Même son de cloche au Conseil international des musées (Icom), où la responsable des programmes, Jennifer Thevenot, concède ne recevoir que des bribes d’informations qui ne permettent ni de recenser les œuvres volées sur le continent ni de bâtir une base de données utile. L’inefficacité des administrations, le manque de moyens et de volonté politique, le désintérêt vis-à-vis du capital culturel expliquent en grande partie cette situation.
Spécialiste du patrimoine pour la compagnie Art Loss Register, qui compile les renseignements relatifs aux objets volés, William Webber ne s’avance guère : « De nombreux sites non répertoriés peuvent être pillés, ce qui rend presque impossible d’évaluer le phénomène. » Certains experts estiment néanmoins le trafic mondial d’œuvres d’art à 4,5 milliards de dollars par an, l’Afrique comptant pour environ 10 % de cette somme.
Filières identifiées
L’étrange brouillard qui enveloppe la question du pillage ne signifie pas que l’on ignore tout. Les objets les plus recherchés comme les filières sont relativement bien identifiés. « On vole à grande échelle sur l’ensemble du continent, s’exclame George Abungu, représentant du Kenya au comité du Patrimoine mondial de l’Unesco. Les fameuses terres cuites du Mali et du Nigeria sont subtilisées sur les sites archéologiques. Des croix, des vieux manuscrits et des peintures religieuses sont volés en Éthiopie, tandis que toutes sortes de sculptures en bois, que ce soient des masques, des représentations humaines ou des figures rituelles sortent des pays d’Afrique centrale et d’Afrique de l’Ouest. Le long de la côte, en Afrique de l’Est, ce sont les poteaux funéraires vigangos, les portes et les chaises sculptées ainsi que les bijoux qui sont menacés. En Somalie, et en particulier au Somaliland, de nombreux objets archéologiques, dont des poteries, sont dérobés. » Il est possible de compléter ce sinistre tableau en consultant la « liste rouge » de l’Icom (voir ci-dessous).

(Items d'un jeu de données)
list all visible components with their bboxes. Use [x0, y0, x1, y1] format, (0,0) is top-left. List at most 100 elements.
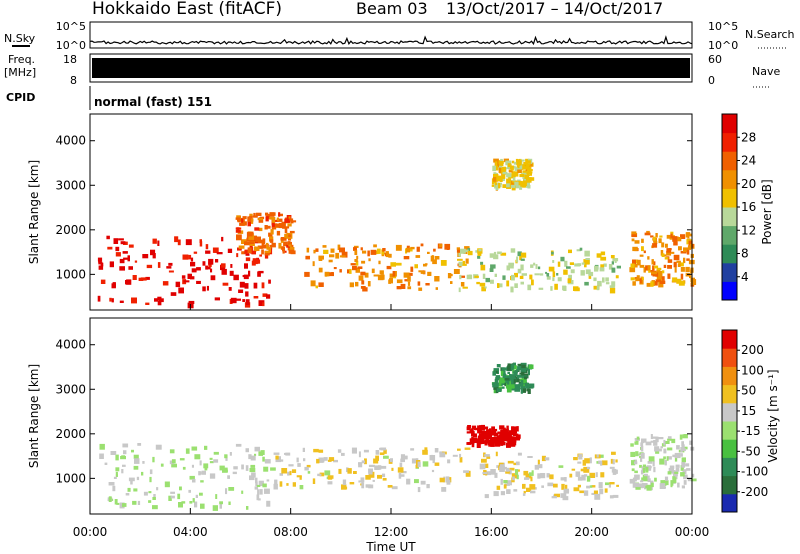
data-cell	[512, 362, 516, 366]
data-cell	[122, 464, 126, 467]
data-cell	[97, 257, 103, 262]
data-cell	[170, 491, 175, 494]
data-cell	[417, 487, 421, 493]
data-cell	[655, 233, 658, 238]
data-cell	[229, 452, 232, 456]
data-cell	[643, 250, 646, 254]
data-cell	[286, 483, 289, 486]
data-cell	[339, 269, 342, 273]
data-cell	[98, 265, 104, 270]
freq-unit-label: [MHz]	[4, 66, 36, 79]
data-cell	[528, 172, 532, 176]
data-cell	[501, 370, 506, 374]
data-cell	[368, 471, 375, 478]
data-cell	[236, 215, 241, 220]
data-cell	[162, 281, 169, 286]
freq-band	[92, 58, 690, 78]
data-cell	[362, 287, 368, 292]
data-cell	[500, 478, 503, 485]
data-cell	[600, 472, 605, 478]
data-cell	[689, 275, 692, 279]
beam-label: Beam 03	[356, 0, 428, 18]
data-cell	[244, 283, 249, 289]
data-cell	[425, 283, 430, 286]
data-cell	[675, 464, 680, 468]
data-cell	[516, 166, 523, 170]
data-cell	[179, 458, 185, 461]
data-cell	[600, 256, 607, 261]
data-cell	[403, 256, 410, 260]
data-cell	[501, 166, 506, 171]
data-cell	[239, 281, 245, 288]
data-cell	[537, 473, 541, 479]
colorbar-segment	[722, 384, 737, 404]
data-cell	[204, 445, 208, 450]
data-cell	[641, 477, 646, 481]
data-cell	[519, 159, 525, 162]
nave-tick-bottom: 0	[708, 74, 715, 87]
date-range: 13/Oct/2017 – 14/Oct/2017	[446, 0, 663, 18]
data-cell	[686, 468, 691, 471]
colorbar-tick-label: -15	[741, 424, 761, 438]
data-cell	[356, 255, 359, 260]
data-cell	[571, 468, 576, 471]
colorbar-tick-label: -200	[741, 485, 768, 499]
data-cell	[269, 236, 274, 242]
data-cell	[288, 243, 292, 247]
data-cell	[477, 255, 481, 259]
data-cell	[389, 277, 393, 284]
data-cell	[263, 244, 267, 249]
data-cell	[353, 471, 357, 474]
data-cell	[148, 500, 152, 503]
data-cell	[558, 465, 564, 468]
data-cell	[493, 368, 500, 371]
data-cell	[501, 174, 506, 179]
data-cell	[609, 495, 614, 499]
data-cell	[549, 474, 554, 480]
data-cell	[489, 268, 494, 272]
data-cell	[667, 471, 672, 475]
data-cell	[368, 464, 375, 468]
data-cell	[98, 261, 103, 265]
data-cell	[540, 473, 546, 479]
data-cell	[511, 274, 515, 281]
data-cell	[108, 496, 112, 502]
colorbar-segment	[722, 366, 737, 386]
velocity-heatmap	[99, 362, 697, 511]
data-cell	[471, 442, 475, 448]
data-cell	[685, 463, 690, 467]
data-cell	[136, 476, 140, 481]
data-cell	[257, 498, 261, 501]
data-cell	[479, 425, 484, 430]
data-cell	[368, 484, 374, 489]
data-cell	[631, 238, 635, 242]
data-cell	[595, 472, 598, 478]
data-cell	[260, 450, 265, 455]
data-cell	[683, 474, 688, 480]
data-cell	[261, 242, 264, 249]
data-cell	[489, 253, 494, 258]
data-cell	[633, 459, 637, 462]
data-cell	[680, 447, 683, 453]
data-cell	[497, 283, 503, 288]
data-cell	[407, 286, 412, 290]
data-cell	[634, 441, 639, 445]
colorbar-tick-label: 15	[741, 404, 756, 418]
data-cell	[665, 243, 668, 248]
data-cell	[257, 271, 261, 277]
data-cell	[510, 185, 516, 188]
data-cell	[495, 437, 500, 441]
data-cell	[432, 457, 435, 464]
data-cell	[506, 388, 512, 393]
data-cell	[652, 273, 658, 277]
data-cell	[496, 388, 502, 392]
data-cell	[670, 480, 674, 486]
data-cell	[667, 265, 672, 269]
data-cell	[328, 457, 335, 462]
data-cell	[122, 443, 129, 448]
data-cell	[647, 475, 650, 480]
data-cell	[493, 172, 497, 175]
data-cell	[525, 162, 530, 169]
data-cell	[385, 251, 389, 258]
data-cell	[657, 273, 663, 280]
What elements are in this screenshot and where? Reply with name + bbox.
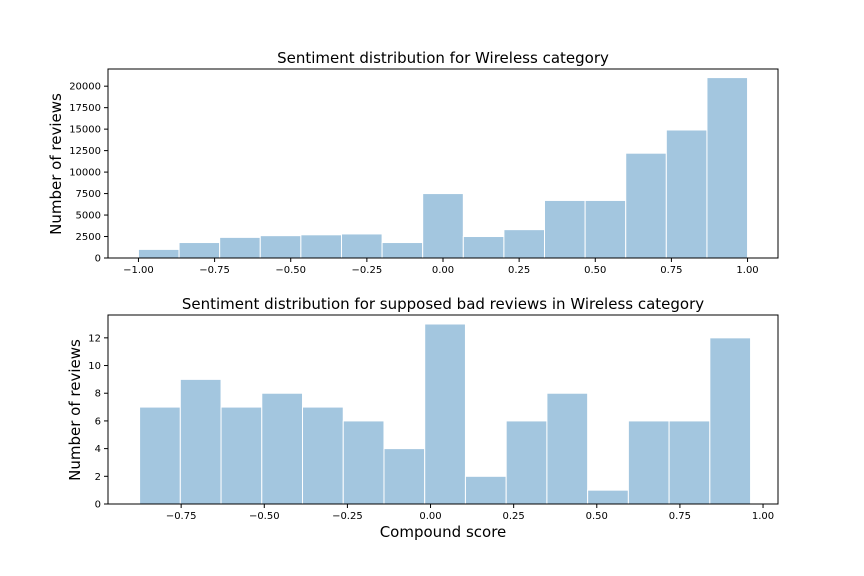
histogram-bar [261,392,304,505]
histogram-bar [503,229,546,259]
x-tick-label: 0.25 [508,265,530,276]
histogram-bar [546,392,589,505]
y-tick-label: 6 [95,416,101,427]
histogram-bar [219,236,261,259]
histogram-bar [302,406,344,505]
x-tick-label: −0.75 [166,511,197,522]
histogram-bar [668,420,711,505]
x-tick-label: −0.50 [249,511,280,522]
y-axis-ticks: 0 2500 5000 7500 10000 12500 15000 17500 20000 [69,82,108,265]
histogram-bar [625,152,667,259]
y-tick-label: 12 [88,333,101,344]
chart-title: Sentiment distribution for supposed bad … [182,295,704,313]
x-tick-label: −1.00 [123,265,154,276]
bars-group [137,77,749,259]
histogram-bar [462,236,505,259]
histogram-bar [381,242,424,259]
x-tick-label: 0.50 [586,511,608,522]
histogram-bar [300,234,342,259]
y-axis-label: Number of reviews [66,339,84,481]
x-axis-ticks: −1.00 −0.75 −0.50 −0.25 0.00 0.25 0.50 0.75 1.00 [123,258,759,276]
y-tick-label: 5000 [76,211,101,222]
chart-title: Sentiment distribution for Wireless cate… [277,49,609,67]
x-tick-label: 0.25 [503,511,525,522]
histogram-bar [544,199,586,259]
histogram-bar [220,406,263,505]
histogram-bar [342,420,385,505]
x-tick-label: 0.00 [432,265,454,276]
x-axis-ticks: −0.75 −0.50 −0.25 0.00 0.25 0.50 0.75 1.00 [166,504,774,522]
y-tick-label: 0 [95,254,101,265]
histogram-bar [178,242,221,259]
y-tick-label: 17500 [69,103,101,114]
histogram-bar [665,129,708,259]
histogram-bar [587,489,629,505]
histogram-bar [464,475,507,505]
y-tick-label: 8 [95,389,101,400]
y-axis-ticks: 0 2 4 6 8 10 12 [88,333,108,511]
x-tick-label: −0.25 [332,511,363,522]
y-tick-label: 2500 [76,232,101,243]
x-tick-label: 0.75 [669,511,691,522]
histogram-bar [505,420,548,505]
histogram-bar [706,77,749,259]
histogram-bar [139,406,181,505]
y-tick-label: 7500 [76,189,101,200]
histogram-bar [424,323,466,505]
bad-reviews-sentiment-histogram: Sentiment distribution for supposed bad … [66,295,779,541]
y-tick-label: 0 [95,500,101,511]
x-tick-label: 1.00 [736,265,758,276]
wireless-sentiment-histogram: Sentiment distribution for Wireless cate… [47,49,779,276]
bars-group [139,323,752,505]
histogram-bar [137,248,180,259]
y-axis-label: Number of reviews [47,93,65,235]
histogram-bar [422,193,464,259]
y-tick-label: 15000 [69,125,101,136]
y-tick-label: 12500 [69,146,101,157]
plot-frame [107,314,779,505]
y-tick-label: 20000 [69,82,101,93]
x-axis-label: Compound score [380,523,507,541]
histogram-bar [383,448,426,505]
histogram-bar [340,233,383,259]
y-tick-label: 4 [95,444,101,455]
histogram-bar [259,235,302,259]
x-tick-label: −0.50 [275,265,306,276]
y-tick-label: 10000 [69,168,101,179]
y-tick-label: 10 [88,361,101,372]
histogram-bar [709,337,752,505]
x-tick-label: −0.25 [352,265,383,276]
y-tick-label: 2 [95,472,101,483]
x-tick-label: 0.75 [660,265,682,276]
x-tick-label: 1.00 [752,511,774,522]
x-tick-label: 0.50 [584,265,606,276]
x-tick-label: −0.75 [199,265,230,276]
x-tick-label: 0.00 [419,511,441,522]
histogram-bar [627,420,670,505]
histogram-bar [179,378,222,505]
histogram-bar [584,199,627,259]
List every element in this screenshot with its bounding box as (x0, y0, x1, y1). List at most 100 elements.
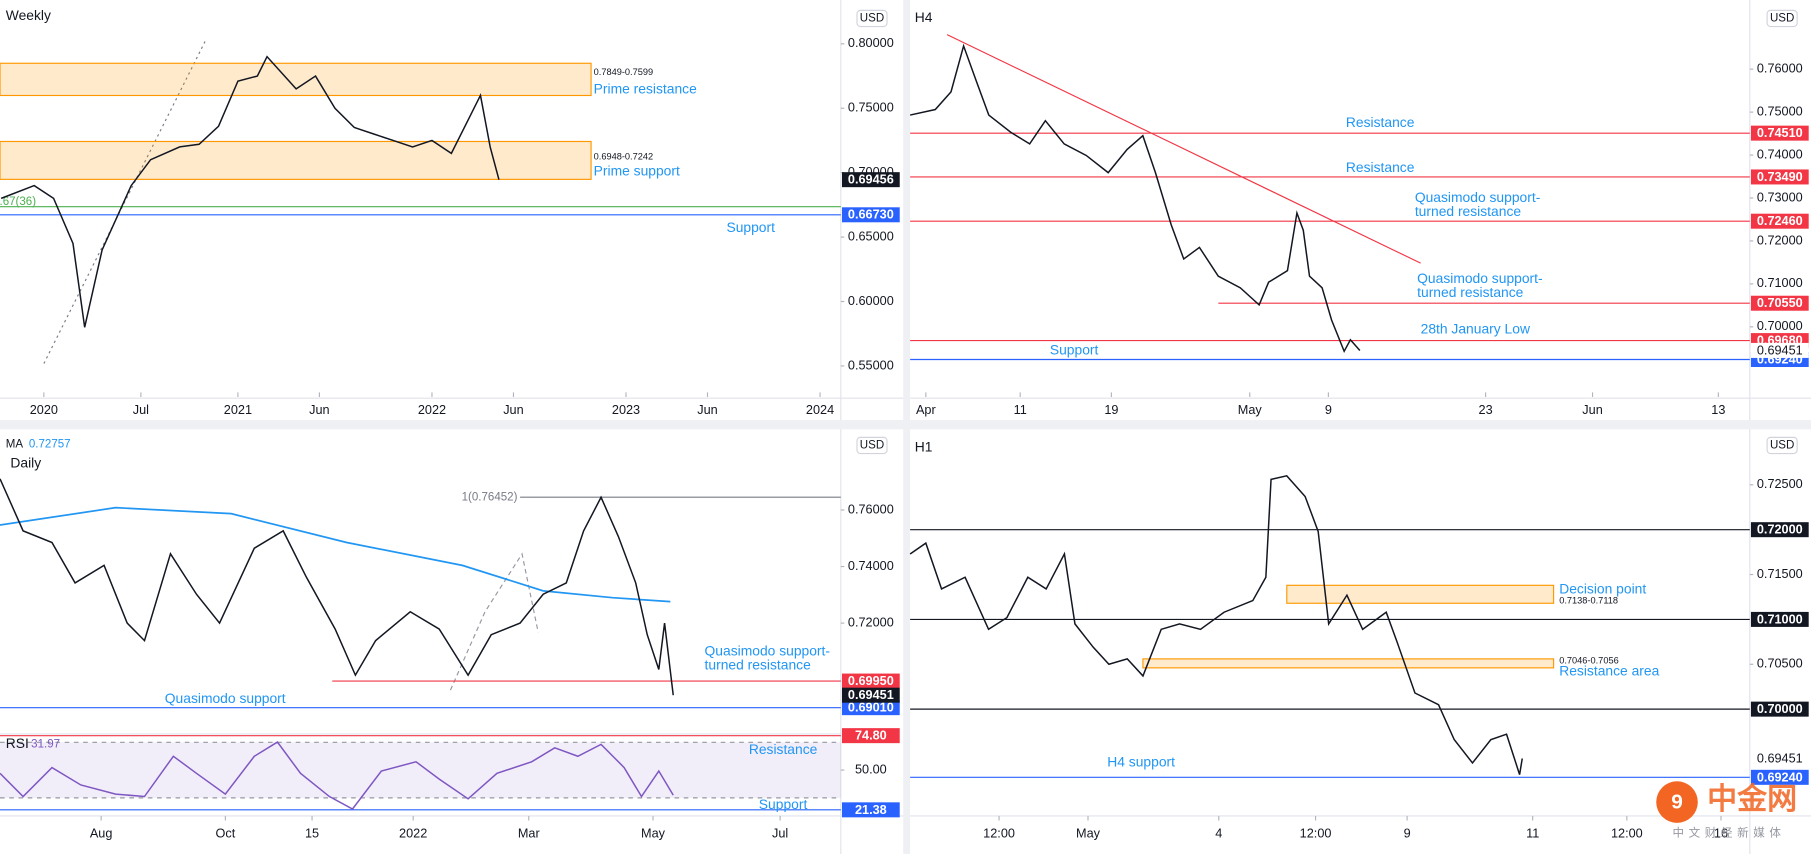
price-box-label: 0.73490 (1757, 170, 1803, 184)
zone-note: Resistance area (1559, 662, 1659, 678)
level-note: Resistance (1346, 114, 1415, 130)
level-note: turned resistance (1417, 284, 1524, 300)
level-note: Quasimodo support- (705, 643, 830, 659)
x-tick-label: Jul (772, 827, 788, 841)
x-tick-label: 12:00 (1300, 827, 1332, 841)
moving-average (0, 506, 671, 603)
y-tick-label: 0.74000 (848, 559, 894, 573)
zone (0, 62, 592, 97)
price-box (841, 673, 900, 689)
price-box (1750, 213, 1809, 229)
zone-range-label: 0.6948-0.7242 (594, 151, 653, 161)
currency-label: USD (1770, 440, 1794, 452)
y-tick-label: 0.71500 (1757, 567, 1803, 581)
x-tick-label: May (1238, 403, 1263, 417)
zone (1286, 584, 1555, 604)
price-box-label: 0.69010 (848, 701, 894, 715)
price-box-label: 0.66730 (848, 208, 894, 222)
logo (1656, 781, 1698, 823)
last-price-label: 0.69451 (1757, 343, 1803, 357)
x-tick-label: May (1076, 827, 1101, 841)
x-tick-label: Aug (90, 827, 113, 841)
price-box (1750, 522, 1809, 538)
y-tick-label: 0.73000 (1757, 190, 1803, 204)
price-box-label: 21.38 (855, 803, 887, 817)
y-tick-label: 0.71000 (1757, 276, 1803, 290)
watermark-title: 中金网 (1707, 782, 1797, 816)
y-tick-label: 0.70000 (1757, 319, 1803, 333)
x-tick-label: 23 (1479, 403, 1493, 417)
level-note: Quasimodo support- (1415, 189, 1540, 205)
logo-glyph: 9 (1671, 791, 1683, 814)
price-box (841, 700, 900, 716)
last-price-box (1750, 750, 1809, 766)
price-line (0, 741, 674, 810)
x-tick-label: 11 (1014, 403, 1027, 417)
price-box-label: 0.74510 (1757, 126, 1803, 140)
x-tick-label: 2023 (612, 403, 640, 417)
currency-box (856, 436, 888, 455)
y-tick-label: 0.76000 (848, 502, 894, 516)
price-box-label: 0.69950 (848, 674, 894, 688)
watermark-subtitle: 中文财经新媒体 (1672, 825, 1785, 839)
panel-title: H1 (915, 438, 933, 454)
zone-note: Prime resistance (594, 81, 697, 97)
price-line (0, 55, 500, 328)
x-tick-label: Apr (916, 403, 937, 417)
y-tick-label: 0.74000 (1757, 147, 1803, 161)
price-box-label: 0.72460 (1757, 214, 1803, 228)
currency-label: USD (860, 440, 884, 452)
zone (1142, 658, 1555, 669)
y-tick-label: 0.72000 (848, 615, 894, 629)
currency-box (1766, 436, 1798, 455)
price-box (1750, 769, 1809, 785)
x-tick-label: 9 (1404, 827, 1411, 841)
panel-title: Weekly (6, 7, 51, 23)
level-note: Resistance (749, 741, 818, 757)
x-tick-label: 2021 (224, 403, 252, 417)
level-note: Support (726, 219, 775, 235)
price-box (1750, 701, 1809, 717)
price-box (841, 207, 900, 223)
price-box-label: 0.72000 (1757, 523, 1803, 537)
y-tick-label: 0.75000 (1757, 104, 1803, 118)
x-tick-label: Jun (697, 403, 717, 417)
currency-box (856, 9, 888, 28)
y-tick-label: 0.65000 (848, 229, 894, 243)
y-tick-label: 0.80000 (848, 36, 894, 50)
price-box (1750, 169, 1809, 185)
y-tick-label: 0.70500 (1757, 657, 1803, 671)
x-tick-label: 9 (1325, 403, 1332, 417)
zone-note: Prime support (594, 163, 680, 179)
zone-range-label: 0.7138-0.7118 (1559, 596, 1618, 606)
y-tick-label: 0.76000 (1757, 62, 1803, 76)
last-price-label: 0.69451 (848, 688, 894, 702)
x-tick-label: Jun (1582, 403, 1602, 417)
ma-name: MA (6, 438, 24, 450)
x-tick-label: Jun (503, 403, 523, 417)
level-tag: 1(0.76452) (462, 491, 518, 503)
ma-value: 0.72757 (29, 438, 71, 450)
price-box (1750, 125, 1809, 141)
price-box-label: 0.69240 (1757, 770, 1803, 784)
x-tick-label: Mar (518, 827, 541, 841)
x-tick-label: 4 (1215, 827, 1222, 841)
x-tick-label: 2024 (806, 403, 834, 417)
rsi-value: 31.97 (31, 738, 60, 750)
panel-gap (0, 420, 1811, 430)
y-tick-label: 0.55000 (848, 358, 894, 372)
y-tick-label: 0.60000 (848, 294, 894, 308)
price-line (909, 43, 1361, 354)
panel-title: RSI (6, 735, 29, 751)
price-box-label: 0.70000 (1757, 702, 1803, 716)
x-tick-label: 12:00 (1611, 827, 1643, 841)
level-note: Resistance (1346, 159, 1415, 175)
level-note: Support (759, 796, 808, 812)
level-note: Support (1050, 341, 1099, 357)
x-tick-label: 2022 (418, 403, 446, 417)
last-price-box (841, 172, 900, 188)
currency-label: USD (860, 13, 884, 25)
level-tag: 0.67(36) (0, 196, 36, 208)
panel-title: H4 (915, 9, 933, 25)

■ CONSIGNES ■
[1] Reproduisez tout le texte fourni, de « Spécialiste du patrimoine » jusqu'à « de cette somme. ».
[2] Relevez toutes les personnes désignées par leur nom dans le texte fourni.

■ RÉSULTATS DE L'EXERCICE ■
[1]
Spécialiste du patrimoine pour la compagnie Art Loss Register, qui compile les renseignements relatifs aux objets volés, William Webber ne s’avance guère : « De nombreux sites non répertoriés peuvent être pillés, ce qui rend presque impossible d’évaluer le phénomène. » Certains experts estiment néanmoins le trafic mondial d’œuvres d’art à 4,5 milliards de dollars par an, l’Afrique comptant pour environ 10 % de cette somme.

[2]
- Jennifer Thevenot
- William Webber
- George Abungu